[Short exercise] Count how many lines of the data below contain the string "image"; the reply should be that number alone.

[Figure content listings]
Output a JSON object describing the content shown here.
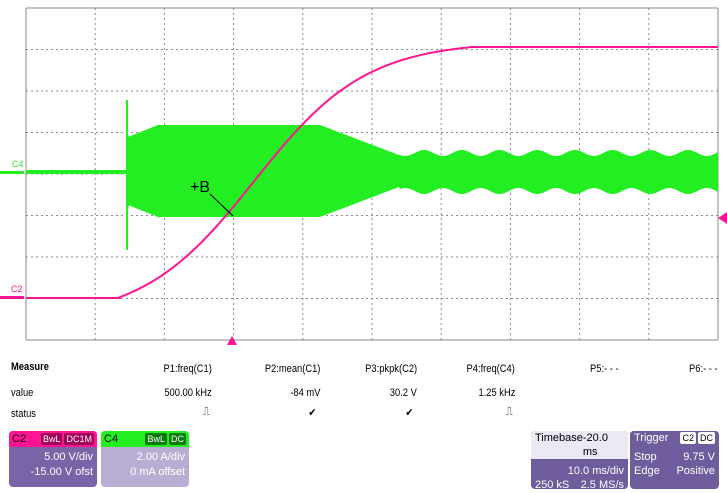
{
  "colors": {
    "c2": "#ff1493",
    "c4": "#22ee22",
    "grid": "#8a8a8a",
    "panel": "#6e5c9c"
  },
  "scope": {
    "c4_label": "C4",
    "c2_label": "C2",
    "cursor_label": "+B"
  },
  "measure": {
    "title": "Measure",
    "row_value": "value",
    "row_status": "status",
    "params": [
      {
        "name": "P1:freq(C1)",
        "value": "500.00 kHz",
        "status": "⎍"
      },
      {
        "name": "P2:mean(C1)",
        "value": "-84 mV",
        "status": "✔"
      },
      {
        "name": "P3:pkpk(C2)",
        "value": "30.2 V",
        "status": "✔"
      },
      {
        "name": "P4:freq(C4)",
        "value": "1.25 kHz",
        "status": "⎍"
      },
      {
        "name": "P5:- - -",
        "value": "",
        "status": ""
      },
      {
        "name": "P6:- - -",
        "value": "",
        "status": ""
      }
    ]
  },
  "c2_box": {
    "label": "C2",
    "tag1": "BwL",
    "tag2": "DC1M",
    "vdiv": "5.00 V/div",
    "offset": "-15.00 V ofst"
  },
  "c4_box": {
    "label": "C4",
    "tag1": "BwL",
    "tag2": "DC",
    "vdiv": "2.00 A/div",
    "offset": "0 mA offset"
  },
  "timebase": {
    "title": "Timebase",
    "delay": "-20.0 ms",
    "tdiv": "10.0 ms/div",
    "samples": "250 kS",
    "rate": "2.5 MS/s"
  },
  "trigger": {
    "title": "Trigger",
    "tag1": "C2",
    "tag2": "DC",
    "mode": "Stop",
    "level": "9.75 V",
    "type": "Edge",
    "slope": "Positive"
  }
}
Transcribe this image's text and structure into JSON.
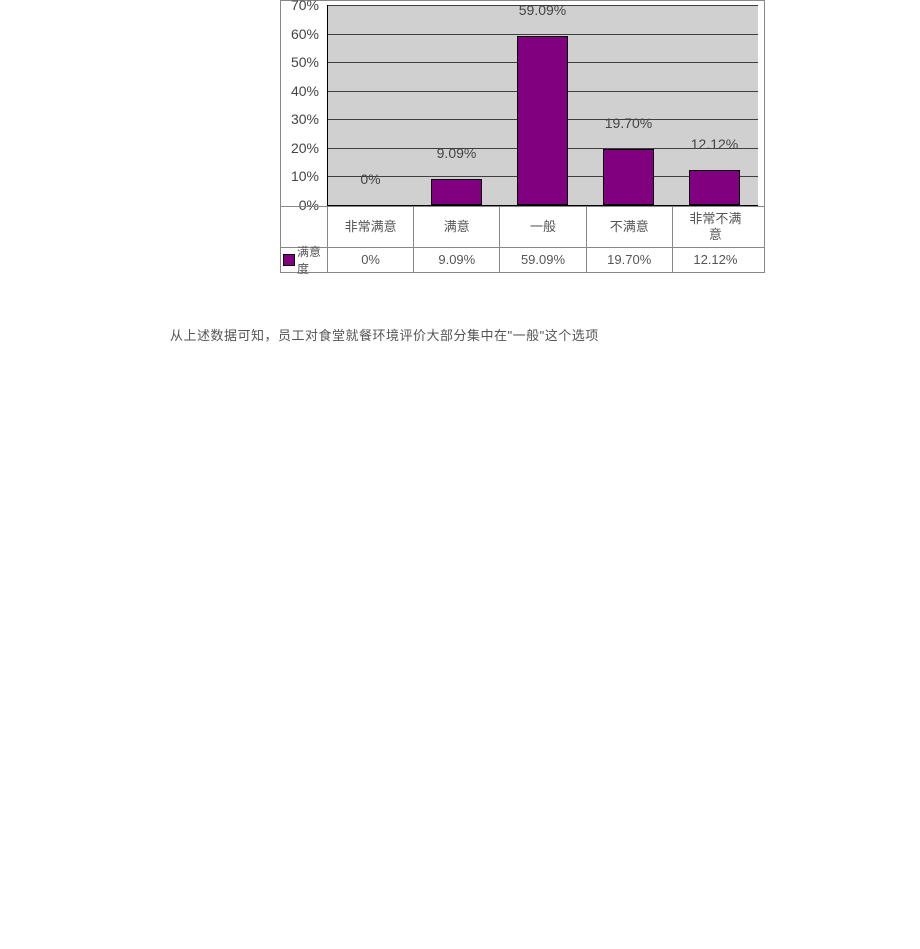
{
  "chart": {
    "type": "bar",
    "categories": [
      "非常满意",
      "满意",
      "一般",
      "不满意",
      "非常不满\n意"
    ],
    "values": [
      0,
      9.09,
      59.09,
      19.7,
      12.12
    ],
    "value_labels": [
      "0%",
      "9.09%",
      "59.09%",
      "19.70%",
      "12.12%"
    ],
    "bar_color": "#800080",
    "bar_border_color": "#000000",
    "plot_background_color": "#d0d0d0",
    "grid_color": "#000000",
    "y_ticks": [
      0,
      10,
      20,
      30,
      40,
      50,
      60,
      70
    ],
    "y_tick_labels": [
      "0%",
      "10%",
      "20%",
      "30%",
      "40%",
      "50%",
      "60%",
      "70%"
    ],
    "ylim_max": 70,
    "series_name": "满意度",
    "axis_label_color": "#444444",
    "axis_label_fontsize": 14,
    "cell_label_fontsize": 13,
    "cell_label_color": "#555555",
    "chart_border_color": "#888888"
  },
  "caption_text": "从上述数据可知，员工对食堂就餐环境评价大部分集中在\"一般\"这个选项"
}
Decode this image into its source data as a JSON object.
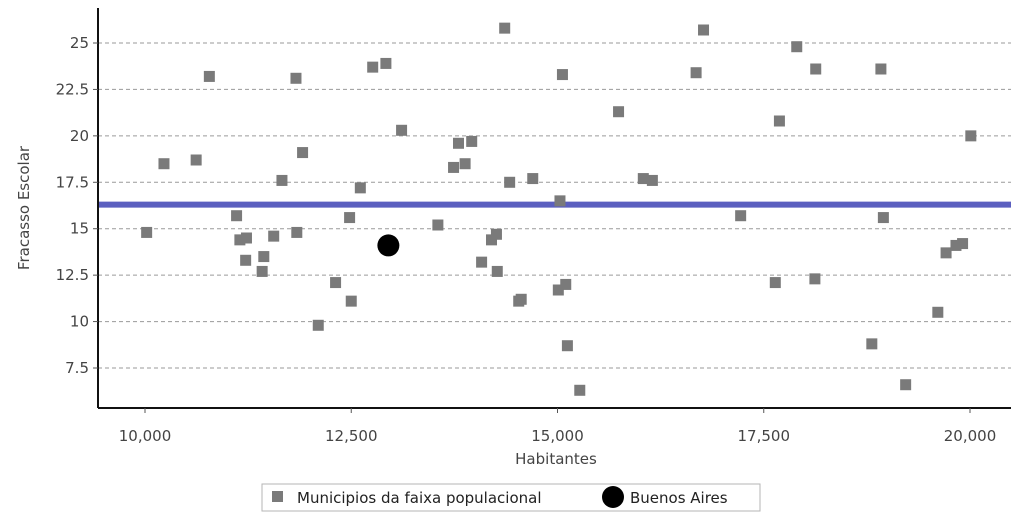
{
  "chart_data": {
    "type": "scatter",
    "xlabel": "Habitantes",
    "ylabel": "Fracasso Escolar",
    "xlim": [
      9700,
      20500
    ],
    "ylim": [
      5.3,
      26.8
    ],
    "x_ticks": [
      10000,
      12500,
      15000,
      17500,
      20000
    ],
    "x_tick_labels": [
      "10,000",
      "12,500",
      "15,000",
      "17,500",
      "20,000"
    ],
    "y_ticks": [
      7.5,
      10,
      12.5,
      15,
      17.5,
      20,
      22.5,
      25
    ],
    "y_tick_labels": [
      "7.5",
      "10",
      "12.5",
      "15",
      "17.5",
      "20",
      "22.5",
      "25"
    ],
    "grid": "horizontal dashed",
    "reference_line": {
      "y": 16.3,
      "color": "#5b5fbf"
    },
    "series": [
      {
        "name": "Municipios da faixa populacional",
        "marker": "square",
        "color": "#7a7a7a",
        "points": [
          [
            10020,
            14.8
          ],
          [
            10230,
            18.5
          ],
          [
            10620,
            18.7
          ],
          [
            10780,
            23.2
          ],
          [
            11110,
            15.7
          ],
          [
            11150,
            14.4
          ],
          [
            11230,
            14.5
          ],
          [
            11220,
            13.3
          ],
          [
            11420,
            12.7
          ],
          [
            11440,
            13.5
          ],
          [
            11560,
            14.6
          ],
          [
            11660,
            17.6
          ],
          [
            11830,
            23.1
          ],
          [
            11840,
            14.8
          ],
          [
            11910,
            19.1
          ],
          [
            12100,
            9.8
          ],
          [
            12310,
            12.1
          ],
          [
            12480,
            15.6
          ],
          [
            12500,
            11.1
          ],
          [
            12610,
            17.2
          ],
          [
            12760,
            23.7
          ],
          [
            12920,
            23.9
          ],
          [
            13110,
            20.3
          ],
          [
            13550,
            15.2
          ],
          [
            13740,
            18.3
          ],
          [
            13800,
            19.6
          ],
          [
            13880,
            18.5
          ],
          [
            13960,
            19.7
          ],
          [
            14080,
            13.2
          ],
          [
            14200,
            14.4
          ],
          [
            14260,
            14.7
          ],
          [
            14270,
            12.7
          ],
          [
            14360,
            25.8
          ],
          [
            14420,
            17.5
          ],
          [
            14530,
            11.1
          ],
          [
            14560,
            11.2
          ],
          [
            14700,
            17.7
          ],
          [
            15010,
            11.7
          ],
          [
            15030,
            16.5
          ],
          [
            15060,
            23.3
          ],
          [
            15100,
            12.0
          ],
          [
            15120,
            8.7
          ],
          [
            15270,
            6.3
          ],
          [
            15740,
            21.3
          ],
          [
            16040,
            17.7
          ],
          [
            16150,
            17.6
          ],
          [
            16680,
            23.4
          ],
          [
            16770,
            25.7
          ],
          [
            17220,
            15.7
          ],
          [
            17640,
            12.1
          ],
          [
            17690,
            20.8
          ],
          [
            17900,
            24.8
          ],
          [
            18120,
            12.3
          ],
          [
            18130,
            23.6
          ],
          [
            18810,
            8.8
          ],
          [
            18920,
            23.6
          ],
          [
            18950,
            15.6
          ],
          [
            19220,
            6.6
          ],
          [
            19610,
            10.5
          ],
          [
            19710,
            13.7
          ],
          [
            19830,
            14.1
          ],
          [
            19910,
            14.2
          ],
          [
            20010,
            20.0
          ]
        ]
      },
      {
        "name": "Buenos Aires",
        "marker": "circle",
        "color": "#000000",
        "points": [
          [
            12950,
            14.1
          ]
        ]
      }
    ]
  }
}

[Solution to this task] 2